Scan the data below for the string "true". Show every line where it turns up.

--- START Data excerpts ---

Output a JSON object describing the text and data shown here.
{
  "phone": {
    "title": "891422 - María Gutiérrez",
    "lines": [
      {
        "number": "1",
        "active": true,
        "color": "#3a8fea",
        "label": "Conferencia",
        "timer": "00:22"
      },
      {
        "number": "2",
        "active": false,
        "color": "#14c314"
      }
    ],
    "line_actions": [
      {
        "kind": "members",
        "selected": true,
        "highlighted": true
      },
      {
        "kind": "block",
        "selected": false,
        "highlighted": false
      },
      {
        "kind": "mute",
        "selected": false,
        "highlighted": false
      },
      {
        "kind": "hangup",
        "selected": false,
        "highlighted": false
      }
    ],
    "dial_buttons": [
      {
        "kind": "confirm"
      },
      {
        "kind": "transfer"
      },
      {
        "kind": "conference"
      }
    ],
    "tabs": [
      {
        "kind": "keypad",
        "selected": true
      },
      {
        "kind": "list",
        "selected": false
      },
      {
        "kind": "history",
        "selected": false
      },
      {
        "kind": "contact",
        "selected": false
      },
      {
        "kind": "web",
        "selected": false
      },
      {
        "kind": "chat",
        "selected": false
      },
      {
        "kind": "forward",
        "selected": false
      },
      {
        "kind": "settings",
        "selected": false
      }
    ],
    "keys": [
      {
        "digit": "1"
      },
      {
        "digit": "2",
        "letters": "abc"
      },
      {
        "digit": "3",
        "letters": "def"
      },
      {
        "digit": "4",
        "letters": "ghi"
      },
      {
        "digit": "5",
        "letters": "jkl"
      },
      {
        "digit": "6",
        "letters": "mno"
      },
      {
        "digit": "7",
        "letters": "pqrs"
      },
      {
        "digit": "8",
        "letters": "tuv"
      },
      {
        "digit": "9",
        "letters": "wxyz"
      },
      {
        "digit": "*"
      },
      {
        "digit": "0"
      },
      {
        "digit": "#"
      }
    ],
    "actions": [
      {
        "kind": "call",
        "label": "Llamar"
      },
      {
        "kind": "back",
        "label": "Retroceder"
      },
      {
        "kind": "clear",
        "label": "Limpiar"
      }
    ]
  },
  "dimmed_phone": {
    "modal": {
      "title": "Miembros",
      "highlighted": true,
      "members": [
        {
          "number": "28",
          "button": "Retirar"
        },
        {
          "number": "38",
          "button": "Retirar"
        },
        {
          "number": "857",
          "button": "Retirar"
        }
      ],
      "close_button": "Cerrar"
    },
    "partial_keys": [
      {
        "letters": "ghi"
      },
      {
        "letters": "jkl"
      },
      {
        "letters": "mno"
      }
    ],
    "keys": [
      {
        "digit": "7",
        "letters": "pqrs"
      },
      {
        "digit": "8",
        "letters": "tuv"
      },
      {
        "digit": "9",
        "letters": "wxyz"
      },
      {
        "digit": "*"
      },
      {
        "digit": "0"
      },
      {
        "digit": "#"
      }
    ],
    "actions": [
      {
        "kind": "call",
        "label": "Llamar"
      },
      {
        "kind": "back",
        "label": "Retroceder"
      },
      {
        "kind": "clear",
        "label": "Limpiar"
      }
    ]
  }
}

--- END Data excerpts ---

* **The result**
        "active": true,
        "selected": true,
        "highlighted": true
        "selected": true
      "highlighted": true,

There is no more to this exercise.